Work to complete
Reproduce every entry that follows word for word, but omit the images.
-- -- --
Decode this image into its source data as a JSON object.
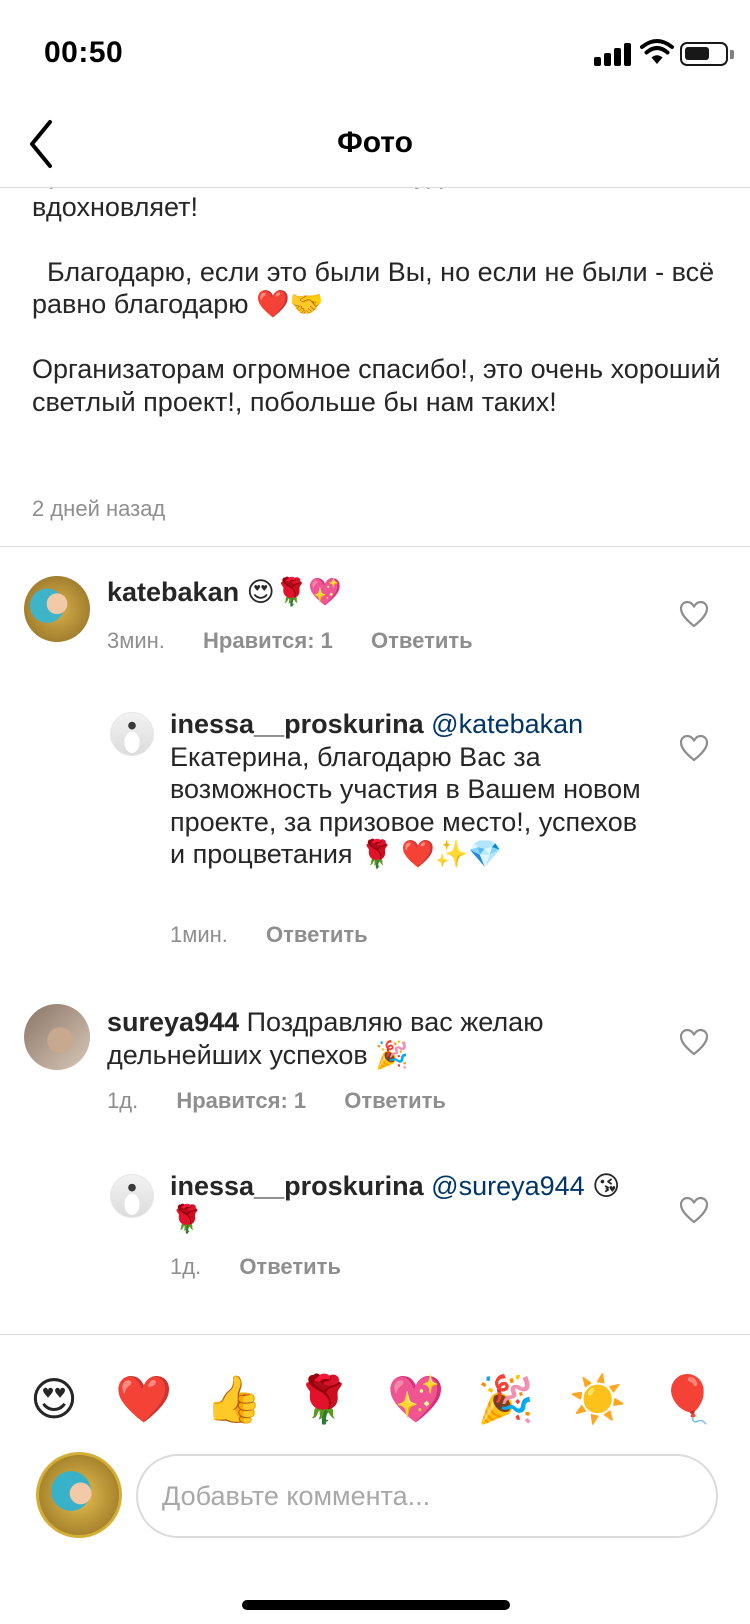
{
  "status_bar": {
    "time": "00:50"
  },
  "nav": {
    "title": "Фото"
  },
  "post": {
    "caption": "Зрители голосовали за меня!, удивительно 😊 и вдохновляет!\n\n  Благодарю, если это были Вы, но если не были - всё равно благодарю ❤️🤝\n\nОрганизаторам огромное спасибо!, это очень хороший светлый проект!, побольше бы нам таких!",
    "time": "2 дней назад"
  },
  "comments": [
    {
      "username": "katebakan",
      "text": "😍🌹💖",
      "time": "3мин.",
      "likes": "Нравится: 1",
      "reply": "Ответить",
      "replies": [
        {
          "username": "inessa__proskurina",
          "mention": "@katebakan",
          "text": "Екатерина, благодарю Вас за возможность участия в Вашем новом проекте, за призовое место!, успехов и процветания 🌹 ❤️✨💎",
          "time": "1мин.",
          "reply": "Ответить"
        }
      ]
    },
    {
      "username": "sureya944",
      "text": "Поздравляю вас желаю дельнейших успехов 🎉",
      "time": "1д.",
      "likes": "Нравится: 1",
      "reply": "Ответить",
      "replies": [
        {
          "username": "inessa__proskurina",
          "mention": "@sureya944",
          "text": "😘🌹",
          "time": "1д.",
          "reply": "Ответить"
        }
      ]
    }
  ],
  "emoji_bar": [
    "😍",
    "❤️",
    "👍",
    "🌹",
    "💖",
    "🎉",
    "☀️",
    "🎈"
  ],
  "composer": {
    "placeholder": "Добавьте коммента..."
  },
  "colors": {
    "link": "#003569",
    "muted": "#8e8e8e",
    "divider": "#dbdbdb"
  }
}
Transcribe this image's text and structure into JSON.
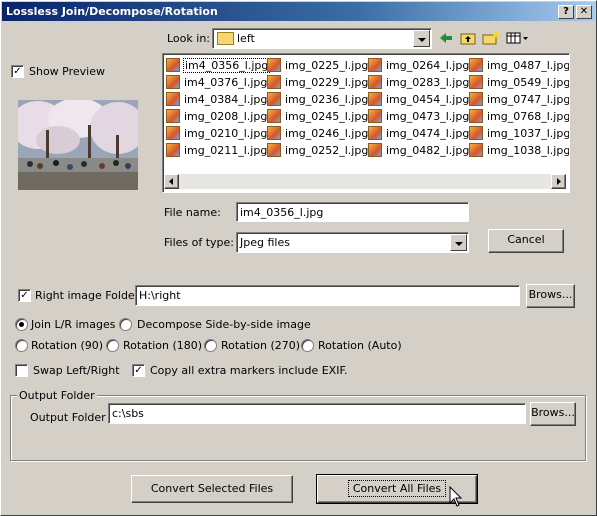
{
  "window": {
    "title": "Lossless Join/Decompose/Rotation",
    "help_btn": "?",
    "close_btn": "✕"
  },
  "lookin": {
    "label": "Look in:",
    "value": "left"
  },
  "preview": {
    "checkbox_label": "Show Preview",
    "checked": true
  },
  "files": [
    [
      "im4_0356_l.jpg",
      "img_0225_l.jpg",
      "img_0264_l.jpg",
      "img_0487_l.jpg"
    ],
    [
      "im4_0376_l.jpg",
      "img_0229_l.jpg",
      "img_0283_l.jpg",
      "img_0549_l.jpg"
    ],
    [
      "im4_0384_l.jpg",
      "img_0236_l.jpg",
      "img_0454_l.jpg",
      "img_0747_l.jpg"
    ],
    [
      "img_0208_l.jpg",
      "img_0245_l.jpg",
      "img_0473_l.jpg",
      "img_0768_l.jpg"
    ],
    [
      "img_0210_l.jpg",
      "img_0246_l.jpg",
      "img_0474_l.jpg",
      "img_1037_l.jpg"
    ],
    [
      "img_0211_l.jpg",
      "img_0252_l.jpg",
      "img_0482_l.jpg",
      "img_1038_l.jpg"
    ]
  ],
  "filename": {
    "label": "File name:",
    "value": "im4_0356_l.jpg"
  },
  "filetype": {
    "label": "Files of type:",
    "value": "Jpeg files"
  },
  "cancel_label": "Cancel",
  "right_folder": {
    "label": "Right image Folder :",
    "value": "H:\\right",
    "checked": true,
    "browse": "Brows..."
  },
  "modes": {
    "join": "Join L/R images",
    "decompose": "Decompose Side-by-side image",
    "rot90": "Rotation (90)",
    "rot180": "Rotation (180)",
    "rot270": "Rotation (270)",
    "rotauto": "Rotation (Auto)",
    "selected": "join"
  },
  "swap": {
    "label": "Swap Left/Right",
    "checked": false
  },
  "exif": {
    "label": "Copy all extra markers include EXIF.",
    "checked": true
  },
  "output": {
    "group_label": "Output Folder",
    "label": "Output Folder :",
    "value": "c:\\sbs",
    "browse": "Brows..."
  },
  "buttons": {
    "convert_selected": "Convert Selected Files",
    "convert_all": "Convert All Files"
  }
}
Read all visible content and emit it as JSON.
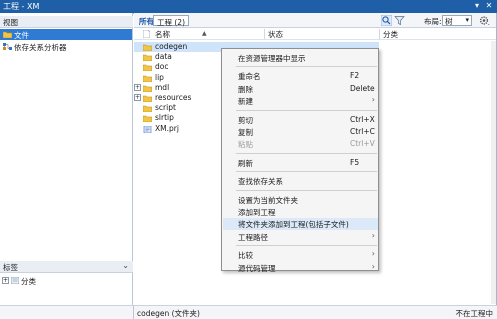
{
  "window": {
    "title": "工程 - XM"
  },
  "left_panel": {
    "views_header": "视图",
    "views": [
      {
        "label": "文件",
        "icon": "folder-icon",
        "selected": true
      },
      {
        "label": "依存关系分析器",
        "icon": "dependency-icon",
        "selected": false
      }
    ],
    "labels_header": "标签",
    "labels": [
      {
        "label": "分类",
        "expander": "+"
      }
    ]
  },
  "toolbar": {
    "tab_all": "所有",
    "tab_project": "工程 (2)",
    "layout_label": "布局:",
    "layout_value": "树"
  },
  "columns": {
    "name": "名称",
    "sort_indicator": "▲",
    "status": "状态",
    "category": "分类"
  },
  "files": [
    {
      "name": "codegen",
      "type": "folder",
      "expander": "",
      "selected": true
    },
    {
      "name": "data",
      "type": "folder",
      "expander": ""
    },
    {
      "name": "doc",
      "type": "folder",
      "expander": ""
    },
    {
      "name": "lip",
      "type": "folder",
      "expander": ""
    },
    {
      "name": "mdl",
      "type": "folder",
      "expander": "+"
    },
    {
      "name": "resources",
      "type": "folder",
      "expander": "+"
    },
    {
      "name": "script",
      "type": "folder",
      "expander": ""
    },
    {
      "name": "slrtip",
      "type": "folder",
      "expander": ""
    },
    {
      "name": "XM.prj",
      "type": "project-file",
      "expander": ""
    }
  ],
  "context_menu": {
    "groups": [
      [
        {
          "label": "在资源管理器中显示",
          "shortcut": "",
          "submenu": false
        }
      ],
      [
        {
          "label": "重命名",
          "shortcut": "F2",
          "submenu": false
        },
        {
          "label": "删除",
          "shortcut": "Delete",
          "submenu": false
        },
        {
          "label": "新建",
          "shortcut": "",
          "submenu": true
        }
      ],
      [
        {
          "label": "剪切",
          "shortcut": "Ctrl+X",
          "submenu": false
        },
        {
          "label": "复制",
          "shortcut": "Ctrl+C",
          "submenu": false
        },
        {
          "label": "粘贴",
          "shortcut": "Ctrl+V",
          "submenu": false,
          "disabled": true
        }
      ],
      [
        {
          "label": "刷新",
          "shortcut": "F5",
          "submenu": false
        }
      ],
      [
        {
          "label": "查找依存关系",
          "shortcut": "",
          "submenu": false
        }
      ],
      [
        {
          "label": "设置为当前文件夹",
          "shortcut": "",
          "submenu": false
        },
        {
          "label": "添加到工程",
          "shortcut": "",
          "submenu": false
        },
        {
          "label": "将文件夹添加到工程(包括子文件)",
          "shortcut": "",
          "submenu": false,
          "highlighted": true
        },
        {
          "label": "工程路径",
          "shortcut": "",
          "submenu": true
        }
      ],
      [
        {
          "label": "比较",
          "shortcut": "",
          "submenu": true
        },
        {
          "label": "源代码管理",
          "shortcut": "",
          "submenu": true
        }
      ]
    ]
  },
  "status": {
    "left": "codegen (文件夹)",
    "right": "不在工程中"
  },
  "colors": {
    "accent": "#2f7bd3",
    "title_bar": "#1e5fa8",
    "folder": "#f4c542"
  }
}
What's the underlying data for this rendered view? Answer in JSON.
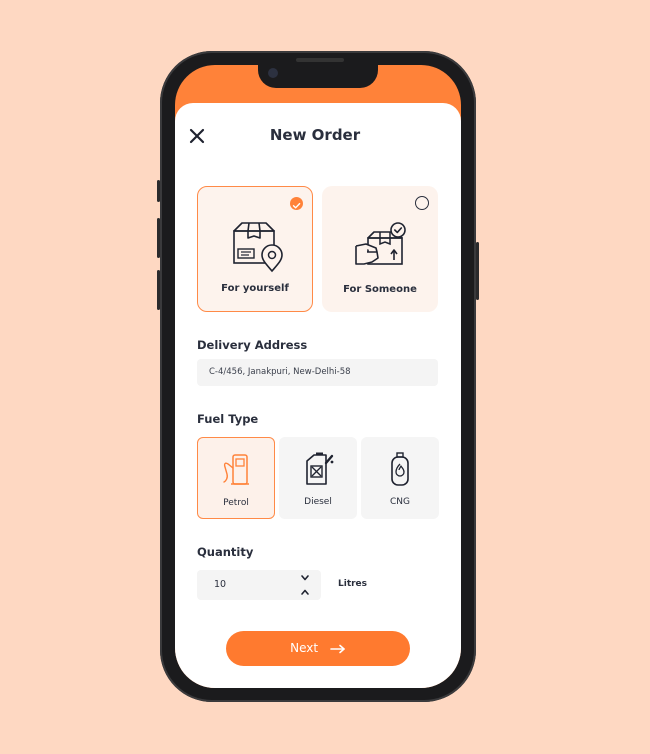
-- -- --
Reply
Decode this image into its source data as a JSON object.
{
  "status_bar": {
    "time": "00:50"
  },
  "nav": {
    "title": "Фото"
  },
  "post": {
    "caption": "Зрители голосовали за меня!, удивительно 😊 и вдохновляет!\n\n  Благодарю, если это были Вы, но если не были - всё равно благодарю ❤️🤝\n\nОрганизаторам огромное спасибо!, это очень хороший светлый проект!, побольше бы нам таких!",
    "time": "2 дней назад"
  },
  "comments": [
    {
      "username": "katebakan",
      "text": "😍🌹💖",
      "time": "3мин.",
      "likes": "Нравится: 1",
      "reply": "Ответить",
      "replies": [
        {
          "username": "inessa__proskurina",
          "mention": "@katebakan",
          "text": "Екатерина, благодарю Вас за возможность участия в Вашем новом проекте, за призовое место!, успехов и процветания 🌹 ❤️✨💎",
          "time": "1мин.",
          "reply": "Ответить"
        }
      ]
    },
    {
      "username": "sureya944",
      "text": "Поздравляю вас желаю дельнейших успехов 🎉",
      "time": "1д.",
      "likes": "Нравится: 1",
      "reply": "Ответить",
      "replies": [
        {
          "username": "inessa__proskurina",
          "mention": "@sureya944",
          "text": "😘🌹",
          "time": "1д.",
          "reply": "Ответить"
        }
      ]
    }
  ],
  "emoji_bar": [
    "😍",
    "❤️",
    "👍",
    "🌹",
    "💖",
    "🎉",
    "☀️",
    "🎈"
  ],
  "composer": {
    "placeholder": "Добавьте коммента..."
  },
  "colors": {
    "link": "#003569",
    "muted": "#8e8e8e",
    "divider": "#dbdbdb"
  }
}
Transcribe this image's text and structure into JSON.
{
  "window": {
    "title": "Lossless Join/Decompose/Rotation",
    "help_btn": "?",
    "close_btn": "✕"
  },
  "lookin": {
    "label": "Look in:",
    "value": "left"
  },
  "preview": {
    "checkbox_label": "Show Preview",
    "checked": true
  },
  "files": [
    [
      "im4_0356_l.jpg",
      "img_0225_l.jpg",
      "img_0264_l.jpg",
      "img_0487_l.jpg"
    ],
    [
      "im4_0376_l.jpg",
      "img_0229_l.jpg",
      "img_0283_l.jpg",
      "img_0549_l.jpg"
    ],
    [
      "im4_0384_l.jpg",
      "img_0236_l.jpg",
      "img_0454_l.jpg",
      "img_0747_l.jpg"
    ],
    [
      "img_0208_l.jpg",
      "img_0245_l.jpg",
      "img_0473_l.jpg",
      "img_0768_l.jpg"
    ],
    [
      "img_0210_l.jpg",
      "img_0246_l.jpg",
      "img_0474_l.jpg",
      "img_1037_l.jpg"
    ],
    [
      "img_0211_l.jpg",
      "img_0252_l.jpg",
      "img_0482_l.jpg",
      "img_1038_l.jpg"
    ]
  ],
  "filename": {
    "label": "File name:",
    "value": "im4_0356_l.jpg"
  },
  "filetype": {
    "label": "Files of type:",
    "value": "Jpeg files"
  },
  "cancel_label": "Cancel",
  "right_folder": {
    "label": "Right image Folder :",
    "value": "H:\\right",
    "checked": true,
    "browse": "Brows..."
  },
  "modes": {
    "join": "Join L/R images",
    "decompose": "Decompose Side-by-side image",
    "rot90": "Rotation (90)",
    "rot180": "Rotation (180)",
    "rot270": "Rotation (270)",
    "rotauto": "Rotation (Auto)",
    "selected": "join"
  },
  "swap": {
    "label": "Swap Left/Right",
    "checked": false
  },
  "exif": {
    "label": "Copy all extra markers include EXIF.",
    "checked": true
  },
  "output": {
    "group_label": "Output Folder",
    "label": "Output Folder :",
    "value": "c:\\sbs",
    "browse": "Brows..."
  },
  "buttons": {
    "convert_selected": "Convert Selected Files",
    "convert_all": "Convert All Files"
  }
}
Read all visible content and emit it as JSON.
{
  "window": {
    "title": "工程 - XM"
  },
  "left_panel": {
    "views_header": "视图",
    "views": [
      {
        "label": "文件",
        "icon": "folder-icon",
        "selected": true
      },
      {
        "label": "依存关系分析器",
        "icon": "dependency-icon",
        "selected": false
      }
    ],
    "labels_header": "标签",
    "labels": [
      {
        "label": "分类",
        "expander": "+"
      }
    ]
  },
  "toolbar": {
    "tab_all": "所有",
    "tab_project": "工程 (2)",
    "layout_label": "布局:",
    "layout_value": "树"
  },
  "columns": {
    "name": "名称",
    "sort_indicator": "▲",
    "status": "状态",
    "category": "分类"
  },
  "files": [
    {
      "name": "codegen",
      "type": "folder",
      "expander": "",
      "selected": true
    },
    {
      "name": "data",
      "type": "folder",
      "expander": ""
    },
    {
      "name": "doc",
      "type": "folder",
      "expander": ""
    },
    {
      "name": "lip",
      "type": "folder",
      "expander": ""
    },
    {
      "name": "mdl",
      "type": "folder",
      "expander": "+"
    },
    {
      "name": "resources",
      "type": "folder",
      "expander": "+"
    },
    {
      "name": "script",
      "type": "folder",
      "expander": ""
    },
    {
      "name": "slrtip",
      "type": "folder",
      "expander": ""
    },
    {
      "name": "XM.prj",
      "type": "project-file",
      "expander": ""
    }
  ],
  "context_menu": {
    "groups": [
      [
        {
          "label": "在资源管理器中显示",
          "shortcut": "",
          "submenu": false
        }
      ],
      [
        {
          "label": "重命名",
          "shortcut": "F2",
          "submenu": false
        },
        {
          "label": "删除",
          "shortcut": "Delete",
          "submenu": false
        },
        {
          "label": "新建",
          "shortcut": "",
          "submenu": true
        }
      ],
      [
        {
          "label": "剪切",
          "shortcut": "Ctrl+X",
          "submenu": false
        },
        {
          "label": "复制",
          "shortcut": "Ctrl+C",
          "submenu": false
        },
        {
          "label": "粘贴",
          "shortcut": "Ctrl+V",
          "submenu": false,
          "disabled": true
        }
      ],
      [
        {
          "label": "刷新",
          "shortcut": "F5",
          "submenu": false
        }
      ],
      [
        {
          "label": "查找依存关系",
          "shortcut": "",
          "submenu": false
        }
      ],
      [
        {
          "label": "设置为当前文件夹",
          "shortcut": "",
          "submenu": false
        },
        {
          "label": "添加到工程",
          "shortcut": "",
          "submenu": false
        },
        {
          "label": "将文件夹添加到工程(包括子文件)",
          "shortcut": "",
          "submenu": false,
          "highlighted": true
        },
        {
          "label": "工程路径",
          "shortcut": "",
          "submenu": true
        }
      ],
      [
        {
          "label": "比较",
          "shortcut": "",
          "submenu": true
        },
        {
          "label": "源代码管理",
          "shortcut": "",
          "submenu": true
        }
      ]
    ]
  },
  "status": {
    "left": "codegen (文件夹)",
    "right": "不在工程中"
  },
  "colors": {
    "accent": "#2f7bd3",
    "title_bar": "#1e5fa8",
    "folder": "#f4c542"
  }
}
What's the underlying data for this rendered view? Answer in JSON.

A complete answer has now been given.